Requirements: Output the data exactly, with every line intact.

(Dataset items)
◇ ◇ ◇ ◇ ◇ ◇ ◇
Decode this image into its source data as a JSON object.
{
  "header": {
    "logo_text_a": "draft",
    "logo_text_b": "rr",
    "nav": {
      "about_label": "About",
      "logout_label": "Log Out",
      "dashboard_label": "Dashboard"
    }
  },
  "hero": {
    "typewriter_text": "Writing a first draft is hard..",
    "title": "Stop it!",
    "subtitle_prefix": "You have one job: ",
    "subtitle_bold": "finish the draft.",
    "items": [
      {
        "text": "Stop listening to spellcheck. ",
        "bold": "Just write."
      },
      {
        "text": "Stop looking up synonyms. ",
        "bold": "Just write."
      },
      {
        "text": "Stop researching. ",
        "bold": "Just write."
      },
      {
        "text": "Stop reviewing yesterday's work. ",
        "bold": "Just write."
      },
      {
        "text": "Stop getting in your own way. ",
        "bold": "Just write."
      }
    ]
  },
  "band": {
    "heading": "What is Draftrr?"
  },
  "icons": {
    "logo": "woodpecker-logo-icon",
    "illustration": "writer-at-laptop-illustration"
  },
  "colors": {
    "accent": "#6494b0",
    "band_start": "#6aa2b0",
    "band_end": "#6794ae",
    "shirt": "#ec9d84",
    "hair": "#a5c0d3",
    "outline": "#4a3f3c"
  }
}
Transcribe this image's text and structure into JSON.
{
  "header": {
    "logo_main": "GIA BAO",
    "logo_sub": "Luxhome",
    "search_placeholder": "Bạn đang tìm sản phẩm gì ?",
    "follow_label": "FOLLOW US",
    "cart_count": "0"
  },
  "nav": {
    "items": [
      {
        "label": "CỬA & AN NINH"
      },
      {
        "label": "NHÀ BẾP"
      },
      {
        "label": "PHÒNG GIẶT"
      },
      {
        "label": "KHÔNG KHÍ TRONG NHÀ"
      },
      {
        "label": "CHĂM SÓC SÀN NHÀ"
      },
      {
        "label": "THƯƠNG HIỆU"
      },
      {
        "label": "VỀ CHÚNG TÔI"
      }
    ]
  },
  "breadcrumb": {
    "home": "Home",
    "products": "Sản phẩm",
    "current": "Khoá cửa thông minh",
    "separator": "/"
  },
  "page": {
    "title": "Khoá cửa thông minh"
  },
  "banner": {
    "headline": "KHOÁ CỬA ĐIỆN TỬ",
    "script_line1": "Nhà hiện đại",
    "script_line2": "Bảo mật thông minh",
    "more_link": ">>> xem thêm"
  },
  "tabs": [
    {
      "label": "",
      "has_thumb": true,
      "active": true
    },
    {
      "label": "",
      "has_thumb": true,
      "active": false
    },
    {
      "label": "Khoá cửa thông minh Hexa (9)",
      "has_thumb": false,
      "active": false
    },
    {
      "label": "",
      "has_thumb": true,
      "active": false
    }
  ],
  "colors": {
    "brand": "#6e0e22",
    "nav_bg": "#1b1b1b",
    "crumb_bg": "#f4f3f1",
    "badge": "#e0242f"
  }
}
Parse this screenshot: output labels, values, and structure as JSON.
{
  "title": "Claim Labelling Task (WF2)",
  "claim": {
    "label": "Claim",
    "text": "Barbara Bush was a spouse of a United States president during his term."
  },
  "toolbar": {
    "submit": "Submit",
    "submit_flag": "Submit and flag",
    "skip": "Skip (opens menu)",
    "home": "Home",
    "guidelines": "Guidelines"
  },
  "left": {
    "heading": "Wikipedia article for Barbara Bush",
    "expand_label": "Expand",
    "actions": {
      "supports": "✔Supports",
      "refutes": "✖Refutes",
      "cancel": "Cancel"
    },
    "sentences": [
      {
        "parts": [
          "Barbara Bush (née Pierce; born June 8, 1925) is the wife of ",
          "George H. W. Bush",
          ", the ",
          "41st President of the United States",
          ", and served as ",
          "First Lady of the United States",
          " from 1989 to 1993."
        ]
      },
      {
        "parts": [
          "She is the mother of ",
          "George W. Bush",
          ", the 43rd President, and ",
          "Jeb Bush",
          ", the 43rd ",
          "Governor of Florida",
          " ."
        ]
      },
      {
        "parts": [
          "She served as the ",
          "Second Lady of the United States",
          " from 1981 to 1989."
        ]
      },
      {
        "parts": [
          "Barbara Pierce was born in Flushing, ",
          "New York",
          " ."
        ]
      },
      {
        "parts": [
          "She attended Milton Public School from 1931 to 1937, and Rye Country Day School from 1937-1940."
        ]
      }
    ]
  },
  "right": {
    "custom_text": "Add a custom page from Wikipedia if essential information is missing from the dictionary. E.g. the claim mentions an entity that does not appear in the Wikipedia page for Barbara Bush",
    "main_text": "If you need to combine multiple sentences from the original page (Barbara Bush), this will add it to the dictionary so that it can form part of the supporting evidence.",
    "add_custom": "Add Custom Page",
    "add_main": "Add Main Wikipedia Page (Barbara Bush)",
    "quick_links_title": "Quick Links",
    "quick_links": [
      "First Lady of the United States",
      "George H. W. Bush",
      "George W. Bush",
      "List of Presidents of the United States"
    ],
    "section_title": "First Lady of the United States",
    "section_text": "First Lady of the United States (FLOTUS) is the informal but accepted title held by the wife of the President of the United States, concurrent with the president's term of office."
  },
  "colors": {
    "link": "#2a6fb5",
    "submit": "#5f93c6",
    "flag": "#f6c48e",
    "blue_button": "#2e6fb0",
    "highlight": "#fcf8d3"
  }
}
◇ ◇ ◇ ◇ ◇ ◇ ◇
Complete output:
Decode this image into its source data as a JSON object.
{
  "header": {
    "logo_text_a": "draft",
    "logo_text_b": "rr",
    "nav": {
      "about_label": "About",
      "logout_label": "Log Out",
      "dashboard_label": "Dashboard"
    }
  },
  "hero": {
    "typewriter_text": "Writing a first draft is hard..",
    "title": "Stop it!",
    "subtitle_prefix": "You have one job: ",
    "subtitle_bold": "finish the draft.",
    "items": [
      {
        "text": "Stop listening to spellcheck. ",
        "bold": "Just write."
      },
      {
        "text": "Stop looking up synonyms. ",
        "bold": "Just write."
      },
      {
        "text": "Stop researching. ",
        "bold": "Just write."
      },
      {
        "text": "Stop reviewing yesterday's work. ",
        "bold": "Just write."
      },
      {
        "text": "Stop getting in your own way. ",
        "bold": "Just write."
      }
    ]
  },
  "band": {
    "heading": "What is Draftrr?"
  },
  "icons": {
    "logo": "woodpecker-logo-icon",
    "illustration": "writer-at-laptop-illustration"
  },
  "colors": {
    "accent": "#6494b0",
    "band_start": "#6aa2b0",
    "band_end": "#6794ae",
    "shirt": "#ec9d84",
    "hair": "#a5c0d3",
    "outline": "#4a3f3c"
  }
}
Transcribe this image's text and structure into JSON.
{
  "header": {
    "logo_main": "GIA BAO",
    "logo_sub": "Luxhome",
    "search_placeholder": "Bạn đang tìm sản phẩm gì ?",
    "follow_label": "FOLLOW US",
    "cart_count": "0"
  },
  "nav": {
    "items": [
      {
        "label": "CỬA & AN NINH"
      },
      {
        "label": "NHÀ BẾP"
      },
      {
        "label": "PHÒNG GIẶT"
      },
      {
        "label": "KHÔNG KHÍ TRONG NHÀ"
      },
      {
        "label": "CHĂM SÓC SÀN NHÀ"
      },
      {
        "label": "THƯƠNG HIỆU"
      },
      {
        "label": "VỀ CHÚNG TÔI"
      }
    ]
  },
  "breadcrumb": {
    "home": "Home",
    "products": "Sản phẩm",
    "current": "Khoá cửa thông minh",
    "separator": "/"
  },
  "page": {
    "title": "Khoá cửa thông minh"
  },
  "banner": {
    "headline": "KHOÁ CỬA ĐIỆN TỬ",
    "script_line1": "Nhà hiện đại",
    "script_line2": "Bảo mật thông minh",
    "more_link": ">>> xem thêm"
  },
  "tabs": [
    {
      "label": "",
      "has_thumb": true,
      "active": true
    },
    {
      "label": "",
      "has_thumb": true,
      "active": false
    },
    {
      "label": "Khoá cửa thông minh Hexa (9)",
      "has_thumb": false,
      "active": false
    },
    {
      "label": "",
      "has_thumb": true,
      "active": false
    }
  ],
  "colors": {
    "brand": "#6e0e22",
    "nav_bg": "#1b1b1b",
    "crumb_bg": "#f4f3f1",
    "badge": "#e0242f"
  }
}
Parse this screenshot: output labels, values, and structure as JSON.
{
  "title": "Claim Labelling Task (WF2)",
  "claim": {
    "label": "Claim",
    "text": "Barbara Bush was a spouse of a United States president during his term."
  },
  "toolbar": {
    "submit": "Submit",
    "submit_flag": "Submit and flag",
    "skip": "Skip (opens menu)",
    "home": "Home",
    "guidelines": "Guidelines"
  },
  "left": {
    "heading": "Wikipedia article for Barbara Bush",
    "expand_label": "Expand",
    "actions": {
      "supports": "✔Supports",
      "refutes": "✖Refutes",
      "cancel": "Cancel"
    },
    "sentences": [
      {
        "parts": [
          "Barbara Bush (née Pierce; born June 8, 1925) is the wife of ",
          "George H. W. Bush",
          ", the ",
          "41st President of the United States",
          ", and served as ",
          "First Lady of the United States",
          " from 1989 to 1993."
        ]
      },
      {
        "parts": [
          "She is the mother of ",
          "George W. Bush",
          ", the 43rd President, and ",
          "Jeb Bush",
          ", the 43rd ",
          "Governor of Florida",
          " ."
        ]
      },
      {
        "parts": [
          "She served as the ",
          "Second Lady of the United States",
          " from 1981 to 1989."
        ]
      },
      {
        "parts": [
          "Barbara Pierce was born in Flushing, ",
          "New York",
          " ."
        ]
      },
      {
        "parts": [
          "She attended Milton Public School from 1931 to 1937, and Rye Country Day School from 1937-1940."
        ]
      }
    ]
  },
  "right": {
    "custom_text": "Add a custom page from Wikipedia if essential information is missing from the dictionary. E.g. the claim mentions an entity that does not appear in the Wikipedia page for Barbara Bush",
    "main_text": "If you need to combine multiple sentences from the original page (Barbara Bush), this will add it to the dictionary so that it can form part of the supporting evidence.",
    "add_custom": "Add Custom Page",
    "add_main": "Add Main Wikipedia Page (Barbara Bush)",
    "quick_links_title": "Quick Links",
    "quick_links": [
      "First Lady of the United States",
      "George H. W. Bush",
      "George W. Bush",
      "List of Presidents of the United States"
    ],
    "section_title": "First Lady of the United States",
    "section_text": "First Lady of the United States (FLOTUS) is the informal but accepted title held by the wife of the President of the United States, concurrent with the president's term of office."
  },
  "colors": {
    "link": "#2a6fb5",
    "submit": "#5f93c6",
    "flag": "#f6c48e",
    "blue_button": "#2e6fb0",
    "highlight": "#fcf8d3"
  }
}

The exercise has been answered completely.